------ Task inputs ------

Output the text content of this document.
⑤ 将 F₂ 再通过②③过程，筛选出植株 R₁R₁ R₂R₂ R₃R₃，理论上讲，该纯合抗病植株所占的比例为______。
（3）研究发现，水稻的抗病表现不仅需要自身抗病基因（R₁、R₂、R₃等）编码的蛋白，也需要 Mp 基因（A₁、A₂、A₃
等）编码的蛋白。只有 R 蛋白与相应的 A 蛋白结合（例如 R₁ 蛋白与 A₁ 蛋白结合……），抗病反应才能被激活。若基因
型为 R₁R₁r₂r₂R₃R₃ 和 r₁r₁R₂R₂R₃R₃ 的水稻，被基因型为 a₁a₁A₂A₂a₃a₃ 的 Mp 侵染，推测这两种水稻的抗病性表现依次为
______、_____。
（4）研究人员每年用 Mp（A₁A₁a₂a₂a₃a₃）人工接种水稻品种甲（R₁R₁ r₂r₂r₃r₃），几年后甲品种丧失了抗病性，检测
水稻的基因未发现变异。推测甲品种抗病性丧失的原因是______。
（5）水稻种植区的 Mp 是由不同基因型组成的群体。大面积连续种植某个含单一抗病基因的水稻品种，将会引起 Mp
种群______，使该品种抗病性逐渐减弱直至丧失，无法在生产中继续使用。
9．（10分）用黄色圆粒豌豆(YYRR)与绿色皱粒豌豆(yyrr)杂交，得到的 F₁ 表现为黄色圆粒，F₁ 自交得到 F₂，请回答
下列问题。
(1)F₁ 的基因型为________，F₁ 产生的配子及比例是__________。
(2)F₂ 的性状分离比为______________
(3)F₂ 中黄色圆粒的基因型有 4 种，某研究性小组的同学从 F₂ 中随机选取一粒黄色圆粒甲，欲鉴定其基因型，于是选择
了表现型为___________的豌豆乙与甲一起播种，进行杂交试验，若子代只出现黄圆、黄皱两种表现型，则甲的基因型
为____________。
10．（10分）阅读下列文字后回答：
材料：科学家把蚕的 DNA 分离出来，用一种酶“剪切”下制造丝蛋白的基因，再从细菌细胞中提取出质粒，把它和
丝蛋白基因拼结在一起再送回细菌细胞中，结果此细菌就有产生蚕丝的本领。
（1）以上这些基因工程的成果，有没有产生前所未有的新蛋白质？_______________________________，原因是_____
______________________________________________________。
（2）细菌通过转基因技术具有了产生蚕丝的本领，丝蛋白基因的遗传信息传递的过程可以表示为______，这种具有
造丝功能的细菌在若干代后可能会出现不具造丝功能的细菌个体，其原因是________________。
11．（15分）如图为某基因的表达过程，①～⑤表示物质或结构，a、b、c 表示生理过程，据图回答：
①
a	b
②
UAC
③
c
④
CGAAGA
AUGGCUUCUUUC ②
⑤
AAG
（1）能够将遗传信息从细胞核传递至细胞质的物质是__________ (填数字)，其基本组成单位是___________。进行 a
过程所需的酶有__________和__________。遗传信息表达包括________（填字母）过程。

------

• What to produce: Repeat the records above exactly, from the first line to the last.

• Reply:
Output the text content of this document.
⑤ 将 F₂ 再通过②③过程，筛选出植株 R₁R₁ R₂R₂ R₃R₃，理论上讲，该纯合抗病植株所占的比例为______。
（3）研究发现，水稻的抗病表现不仅需要自身抗病基因（R₁、R₂、R₃等）编码的蛋白，也需要 Mp 基因（A₁、A₂、A₃
等）编码的蛋白。只有 R 蛋白与相应的 A 蛋白结合（例如 R₁ 蛋白与 A₁ 蛋白结合……），抗病反应才能被激活。若基因
型为 R₁R₁r₂r₂R₃R₃ 和 r₁r₁R₂R₂R₃R₃ 的水稻，被基因型为 a₁a₁A₂A₂a₃a₃ 的 Mp 侵染，推测这两种水稻的抗病性表现依次为
______、_____。
（4）研究人员每年用 Mp（A₁A₁a₂a₂a₃a₃）人工接种水稻品种甲（R₁R₁ r₂r₂r₃r₃），几年后甲品种丧失了抗病性，检测
水稻的基因未发现变异。推测甲品种抗病性丧失的原因是______。
（5）水稻种植区的 Mp 是由不同基因型组成的群体。大面积连续种植某个含单一抗病基因的水稻品种，将会引起 Mp
种群______，使该品种抗病性逐渐减弱直至丧失，无法在生产中继续使用。
9．（10分）用黄色圆粒豌豆(YYRR)与绿色皱粒豌豆(yyrr)杂交，得到的 F₁ 表现为黄色圆粒，F₁ 自交得到 F₂，请回答
下列问题。
(1)F₁ 的基因型为________，F₁ 产生的配子及比例是__________。
(2)F₂ 的性状分离比为______________
(3)F₂ 中黄色圆粒的基因型有 4 种，某研究性小组的同学从 F₂ 中随机选取一粒黄色圆粒甲，欲鉴定其基因型，于是选择
了表现型为___________的豌豆乙与甲一起播种，进行杂交试验，若子代只出现黄圆、黄皱两种表现型，则甲的基因型
为____________。
10．（10分）阅读下列文字后回答：
材料：科学家把蚕的 DNA 分离出来，用一种酶“剪切”下制造丝蛋白的基因，再从细菌细胞中提取出质粒，把它和
丝蛋白基因拼结在一起再送回细菌细胞中，结果此细菌就有产生蚕丝的本领。
（1）以上这些基因工程的成果，有没有产生前所未有的新蛋白质？_______________________________，原因是_____
______________________________________________________。
（2）细菌通过转基因技术具有了产生蚕丝的本领，丝蛋白基因的遗传信息传递的过程可以表示为______，这种具有
造丝功能的细菌在若干代后可能会出现不具造丝功能的细菌个体，其原因是________________。
11．（15分）如图为某基因的表达过程，①～⑤表示物质或结构，a、b、c 表示生理过程，据图回答：
①
a	b
②
UAC
③
c
④
CGAAGA
AUGGCUUCUUUC ②
⑤
AAG
（1）能够将遗传信息从细胞核传递至细胞质的物质是__________ (填数字)，其基本组成单位是___________。进行 a
过程所需的酶有__________和__________。遗传信息表达包括________（填字母）过程。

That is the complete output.